Data excerpts:
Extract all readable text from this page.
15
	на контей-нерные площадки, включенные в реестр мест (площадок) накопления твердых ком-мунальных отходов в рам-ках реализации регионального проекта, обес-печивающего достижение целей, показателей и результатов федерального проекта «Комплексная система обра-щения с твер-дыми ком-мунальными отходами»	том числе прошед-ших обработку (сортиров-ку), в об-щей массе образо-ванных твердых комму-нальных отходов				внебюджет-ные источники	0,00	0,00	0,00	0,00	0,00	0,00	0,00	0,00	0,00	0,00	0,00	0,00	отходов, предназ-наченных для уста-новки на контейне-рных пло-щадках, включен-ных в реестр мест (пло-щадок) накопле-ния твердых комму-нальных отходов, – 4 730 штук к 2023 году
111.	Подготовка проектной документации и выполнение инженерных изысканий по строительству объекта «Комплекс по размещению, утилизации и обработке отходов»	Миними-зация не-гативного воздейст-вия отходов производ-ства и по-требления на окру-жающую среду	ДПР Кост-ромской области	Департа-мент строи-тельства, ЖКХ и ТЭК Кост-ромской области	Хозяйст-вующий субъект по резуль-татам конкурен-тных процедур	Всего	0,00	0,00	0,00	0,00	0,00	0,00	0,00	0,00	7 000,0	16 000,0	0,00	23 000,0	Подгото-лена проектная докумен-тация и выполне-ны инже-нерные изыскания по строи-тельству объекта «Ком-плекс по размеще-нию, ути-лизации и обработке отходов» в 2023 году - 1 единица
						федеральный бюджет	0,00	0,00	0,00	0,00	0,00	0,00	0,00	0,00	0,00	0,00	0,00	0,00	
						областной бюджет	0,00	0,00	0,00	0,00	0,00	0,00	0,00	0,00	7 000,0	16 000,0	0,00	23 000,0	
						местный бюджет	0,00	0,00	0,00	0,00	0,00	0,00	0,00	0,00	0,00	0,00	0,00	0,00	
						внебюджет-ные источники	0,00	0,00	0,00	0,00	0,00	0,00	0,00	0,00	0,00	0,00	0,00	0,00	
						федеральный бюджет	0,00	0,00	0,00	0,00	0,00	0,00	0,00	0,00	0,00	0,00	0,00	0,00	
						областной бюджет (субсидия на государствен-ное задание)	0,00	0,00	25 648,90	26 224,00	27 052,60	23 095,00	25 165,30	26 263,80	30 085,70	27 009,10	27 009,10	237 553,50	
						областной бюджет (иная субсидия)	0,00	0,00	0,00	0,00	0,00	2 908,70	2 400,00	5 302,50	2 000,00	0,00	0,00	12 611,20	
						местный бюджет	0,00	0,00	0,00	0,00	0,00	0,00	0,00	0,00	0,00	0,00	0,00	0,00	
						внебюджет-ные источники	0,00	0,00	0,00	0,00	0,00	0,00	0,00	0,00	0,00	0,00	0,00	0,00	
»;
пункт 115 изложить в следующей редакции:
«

§ **The request**: Using the listing, collect all lines in which the string "областной" is found.

§ **Exercise response**:
						областной бюджет	0,00	0,00	0,00	0,00	0,00	0,00	0,00	0,00	7 000,0	16 000,0	0,00	23 000,0	
						областной бюджет (субсидия на государствен-ное задание)	0,00	0,00	25 648,90	26 224,00	27 052,60	23 095,00	25 165,30	26 263,80	30 085,70	27 009,10	27 009,10	237 553,50	
						областной бюджет (иная субсидия)	0,00	0,00	0,00	0,00	0,00	2 908,70	2 400,00	5 302,50	2 000,00	0,00	0,00	12 611,20	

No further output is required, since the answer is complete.